**LISTING**
____

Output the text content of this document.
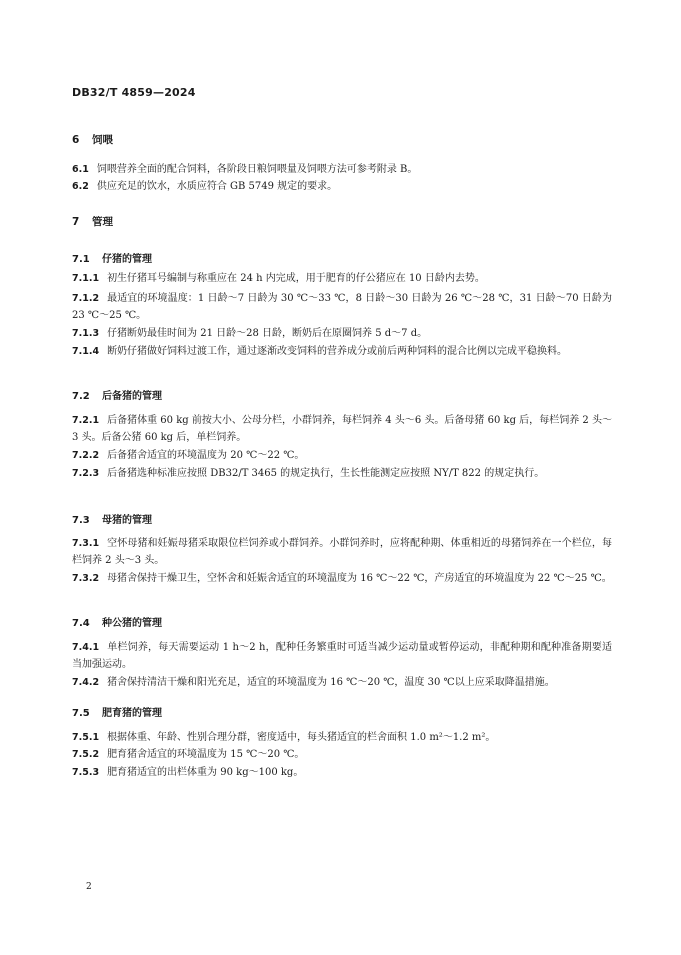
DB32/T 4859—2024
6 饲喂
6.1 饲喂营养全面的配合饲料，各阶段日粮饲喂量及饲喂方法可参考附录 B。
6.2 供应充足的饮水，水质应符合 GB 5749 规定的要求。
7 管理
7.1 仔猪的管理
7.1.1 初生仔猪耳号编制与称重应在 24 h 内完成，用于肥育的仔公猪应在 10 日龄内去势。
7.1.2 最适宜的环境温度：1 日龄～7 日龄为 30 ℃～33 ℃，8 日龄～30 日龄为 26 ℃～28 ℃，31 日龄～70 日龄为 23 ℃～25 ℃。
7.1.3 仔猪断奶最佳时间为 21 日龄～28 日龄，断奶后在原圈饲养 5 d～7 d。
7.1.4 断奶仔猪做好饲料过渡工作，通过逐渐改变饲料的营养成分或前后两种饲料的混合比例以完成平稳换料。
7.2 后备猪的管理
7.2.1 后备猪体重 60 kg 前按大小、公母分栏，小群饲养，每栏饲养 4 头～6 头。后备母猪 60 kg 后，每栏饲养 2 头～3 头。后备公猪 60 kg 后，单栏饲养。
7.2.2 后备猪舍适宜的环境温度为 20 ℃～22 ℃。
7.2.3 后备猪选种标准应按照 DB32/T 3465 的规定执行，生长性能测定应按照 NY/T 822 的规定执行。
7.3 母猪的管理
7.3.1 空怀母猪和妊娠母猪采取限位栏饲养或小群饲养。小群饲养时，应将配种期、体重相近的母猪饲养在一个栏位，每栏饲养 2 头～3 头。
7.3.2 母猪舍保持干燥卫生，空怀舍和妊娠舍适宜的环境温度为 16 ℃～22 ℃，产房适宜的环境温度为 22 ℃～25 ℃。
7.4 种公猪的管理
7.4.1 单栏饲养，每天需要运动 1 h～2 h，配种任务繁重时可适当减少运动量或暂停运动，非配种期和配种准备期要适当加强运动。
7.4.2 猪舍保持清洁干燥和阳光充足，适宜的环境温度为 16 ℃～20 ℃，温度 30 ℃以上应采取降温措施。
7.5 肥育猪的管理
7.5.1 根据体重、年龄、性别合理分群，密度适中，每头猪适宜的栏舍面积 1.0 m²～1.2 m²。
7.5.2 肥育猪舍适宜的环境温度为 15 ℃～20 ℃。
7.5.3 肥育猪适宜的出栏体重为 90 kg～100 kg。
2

____

**TASK TO COMPLETE**
Write out each line of the data that holds the string "每栏饲养".

**EXERCISE SOLUTION**
7.2.1 后备猪体重 60 kg 前按大小、公母分栏，小群饲养，每栏饲养 4 头～6 头。后备母猪 60 kg 后，每栏饲养 2 头～3 头。后备公猪 60 kg 后，单栏饲养。
7.3.1 空怀母猪和妊娠母猪采取限位栏饲养或小群饲养。小群饲养时，应将配种期、体重相近的母猪饲养在一个栏位，每栏饲养 2 头～3 头。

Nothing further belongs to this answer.